++++ ARTICLE ++++

EvictionHard (for hard limits)—This struct specifies when Pods should be deleted, which is based on system load.
EvictionSoft (for soft limits)—This struct specifies how long the kubelet waits before evicting a greedy Pod.

These are just a few of the types.go file options; the kubelet has hundreds of permutations. All of these values are set via command-line options, default values, or YAML configuration files.

9.3.1 Starting the kubelet binary

When a node starts, several events occur that ultimately lead to its availability as a scheduling target in a Kubernetes cluster. Note that the ordering of events is approximate due to changes in the kubelet codebase and the asynchrony of Kubernetes in general. Figure 9.1 shows the kubelet at startup. Looking at the steps in the figure, we notice that

Some simple sanity checks occur to make sure that Pods (containers) are runnable by the kubelet. (NodeAllocatable inputs are checked, which defines how much CPU and memory are allocated.)
The containerManager routine begins. This is the kubelet’s main event loop.
A cgroup is added. If necessary, it’s created with the setupNode function. The Scheduler and ControllerManager both “notice” that there is a new node in the system. They “watch” it via the API server so that it can run processes that need homes (it can even run new Pods) and ensure that it is not skipping periodic heartbeats from the API server. If the kubelet skips a heartbeat, the node eventually is removed from the cluster by the ControllerManager.
The deviceManager event loop starts. This takes external plugin devices into the kubelet. These devices are then sent as part of the continuous updates (mentioned in the previous step).
Logging, CSI, and device-plugin functionality are attached to the kubelet and registered.

Figure 9.1 The kubelet startup cycle

9.3.2 After startup: Node life cycle

In earlier versions of Kubernetes (before 1.17), the Node object was updated in a status loop every 10 seconds via the kubelet making a call to the API server. By design, the kubelet is a bit chatty with the API server because the control plane in a cluster needs to know if nodes are healthy or not. If you watch a cluster starting, you will notice the kubelet binary attempting to communicate with the control plane, and it will do so multiple times until the control plane is available. This control loop allows the control plane to not be available, and the nodes are aware of this. When the kubelet binary starts, it configures the network layer as well, having the CNI provider create the proper networking features, such as a bridge for CNI networking to function.

9.3.3 Leasing and locking in etcd and the evolution of the node lease

To optimize the performance of large clusters and decrease network chattiness, Kubernetes versions 1.17 and later implement a specific API server endpoint for managing the kubelets via etcd’s leasing mechanism. etcd introduced the concept of a lease so that HA (highly available) components that might need failovers can rely on a central leasing and locking mechanism rather than implementing their own.

++++

• WORK TO DO:
#1 Set down the kubelet text between "Some simple sanity" and "memory are allocated.)", inclusive, word for word.
#2 Resume the kubelet text after its last sentence and carry it on.

++++ SOURCE MATERIAL ++++

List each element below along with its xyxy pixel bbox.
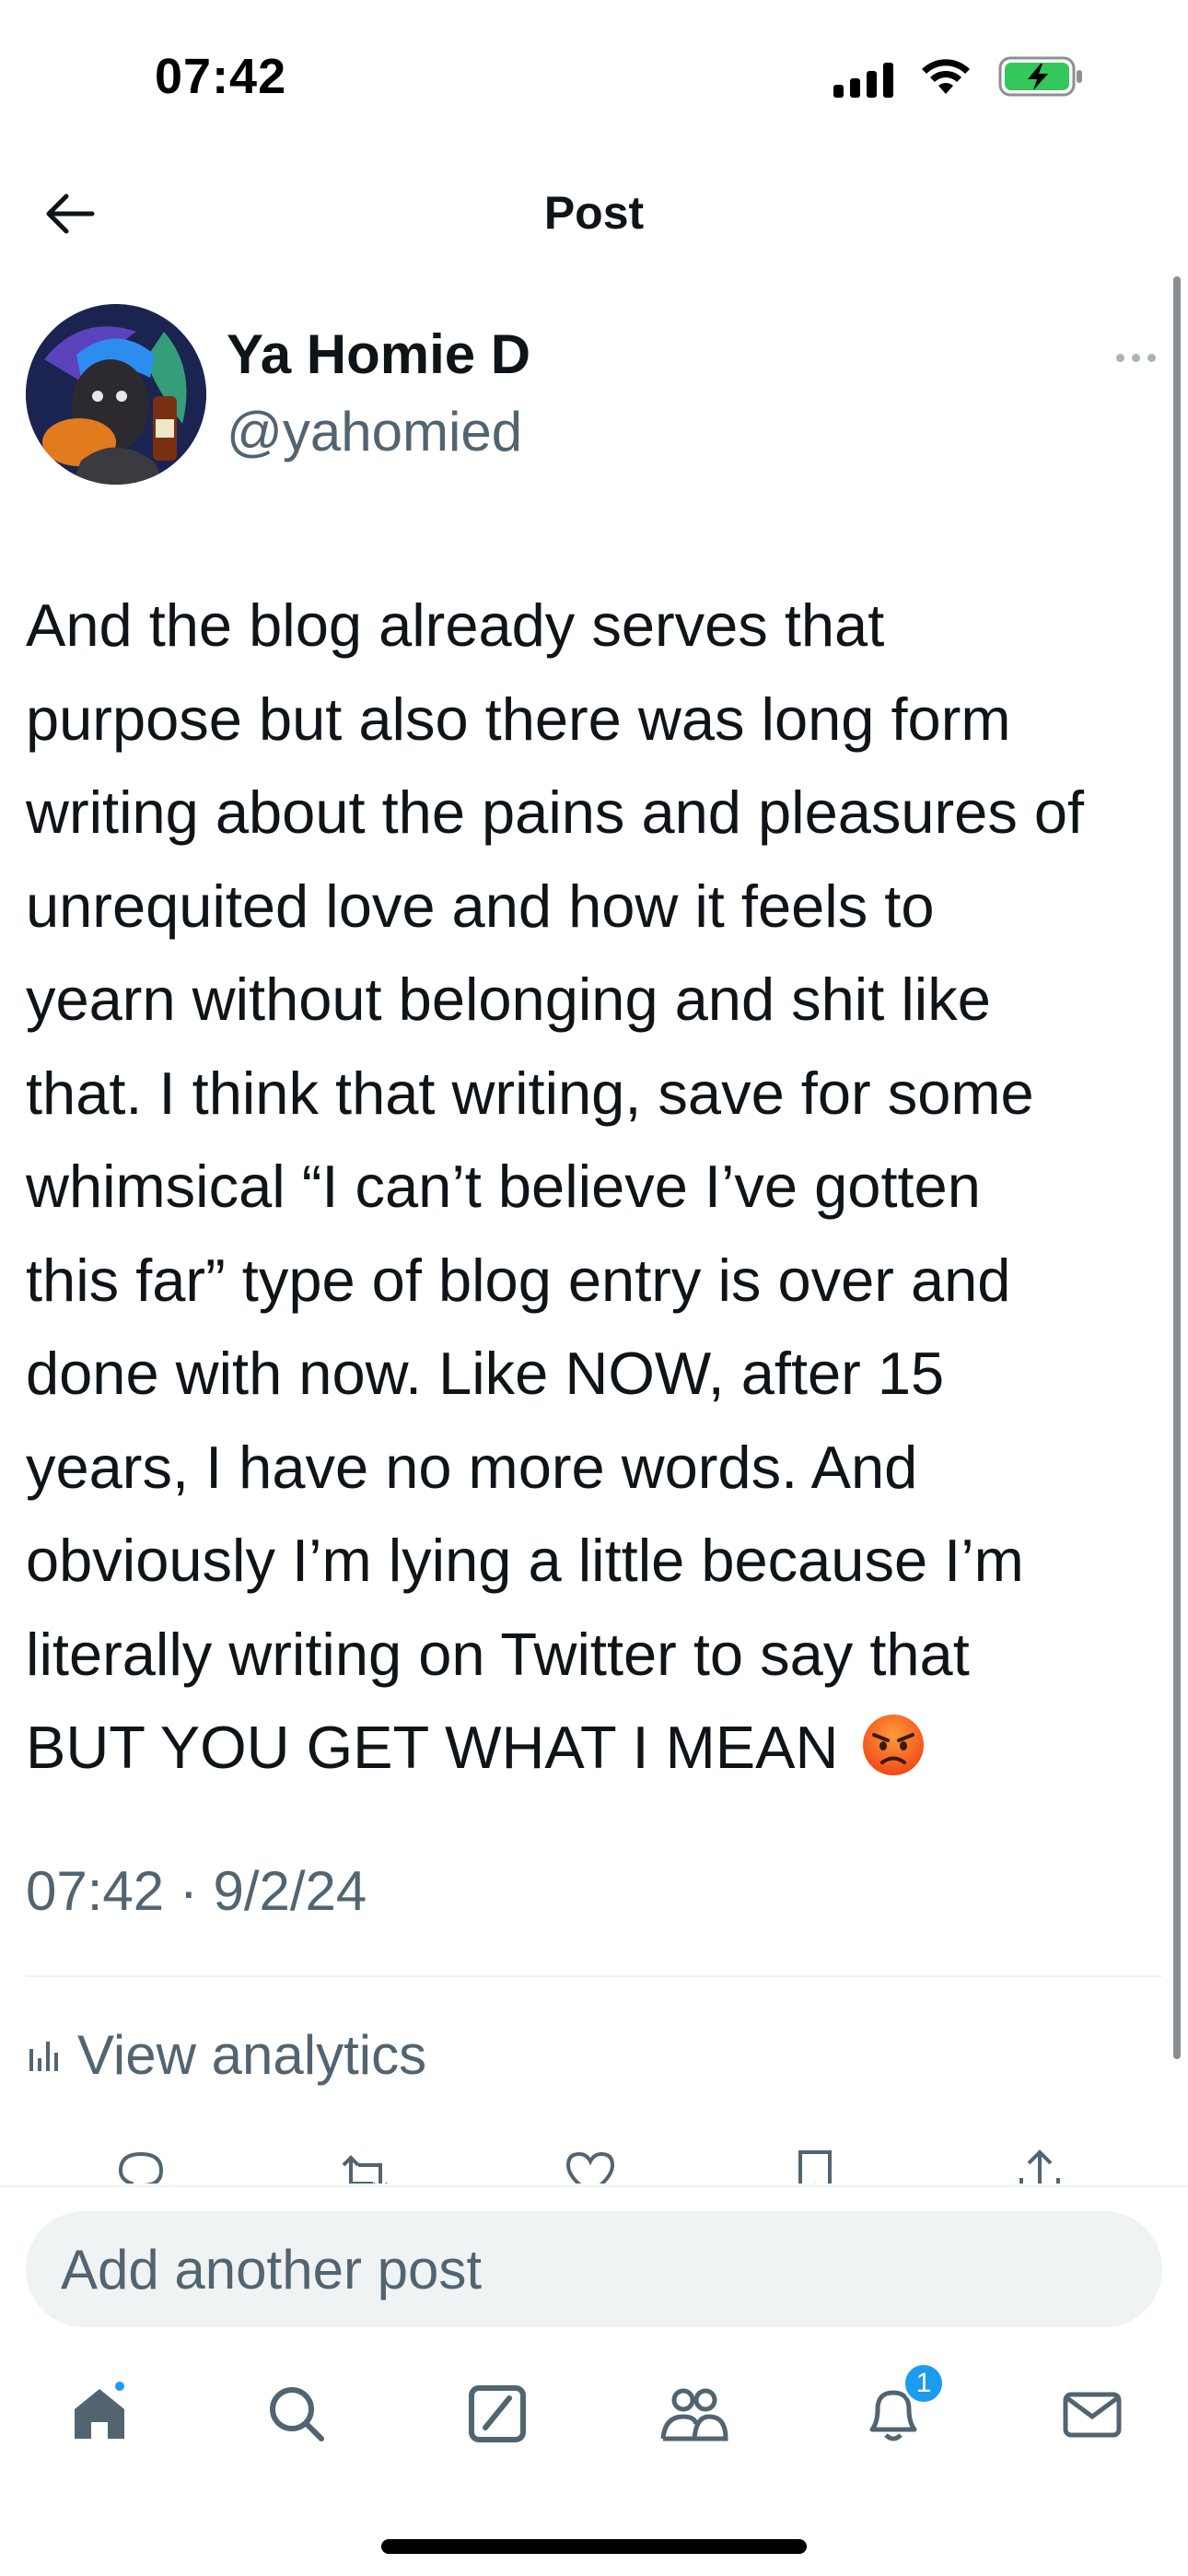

++++

• RESULTS OF THE EXERCISE:
#1
Some simple sanity checks occur to make sure that Pods (containers) are runnable by the kubelet. (NodeAllocatable inputs are checked, which defines how much CPU and memory are allocated.)

#2
Anyone who has taken a computer science course on semaphores can identify with why the creators of Kubernetes did not want to rely on a myriad of home-grown locking implementations for different components. Two independent control loops maintain the kubelet’s state:

The NodeStatus object is updated by the kubelet every 5 minutes to tell the API server about its state. For example, if you reboot a node after upgrading its memory, you will see this update in the API server’s view of the NodeStatus object of the kubelet 5 minutes later. If you’re wondering how big this data structure is, run kubectl get nodes -o yaml on a large production cluster. You will likely see tens of thousands of lines of text amounting to at least 10 KB per node.
Independently, the kubelet updates a Lease object (which is quite tiny) every 10 seconds. These updates allow the controllers in the Kubernetes control plane to evict a node within a few seconds if it appears to have gone offline, without incurring the high cost of sending a large amount of status information.

9.3.4 The kubelet’s management of the Pod life cycle

After all of the preflight checks are complete, the kubelet starts a big sync loop: the containerManager routine. This routine handles the Pod’s life cycle, which consists of a control loop of actions. Figure 9.2 shows the Pod’s life cycle and the steps to managing a Pod:

Starts the Pod life cycle
Ensures the Pod can run on the node
Sets up storage and networking (CNI)
Starts the containers via CRI
Monitors the Pod
Performs restarts
Stops the Pod

Figure 9.2 A kubelet’s Pod life cycle

Figure 9.3 illustrates the life of a container hosted on a Kubernetes node. As depicted in the figure

A user or the replica set controller decides to create a Pod via the Kubernetes API.
The scheduler finds the right home for the Pod (e.g., a host with the IP Address of 1.2.3.4).
The kubelet on host 1.2.3.4 gets new data from its watch on the API server’s Pods, and it notices that it is not yet running the Pod.
The Pod’s creation process starts.
The pause container has a sandbox where the requested one or more containers will live, defining the Linux namespaces and IP address created for it by the the kubelet and the CNI (container networking interface) provider.
The kubelet communicates with the container runtime, pulling the layers of a container, and runs the actual image.
The NGINX container starts.

Figure 9.3 Pod creation

If something goes wrong, such as if the container dies or its health check fails, the Pod itself may get moved to a new node. This is known as rescheduling. We mentioned the pause container, which is a container that is used to create the Pod-shared Linux namespaces. We’ll cover the pause container later in this chapter.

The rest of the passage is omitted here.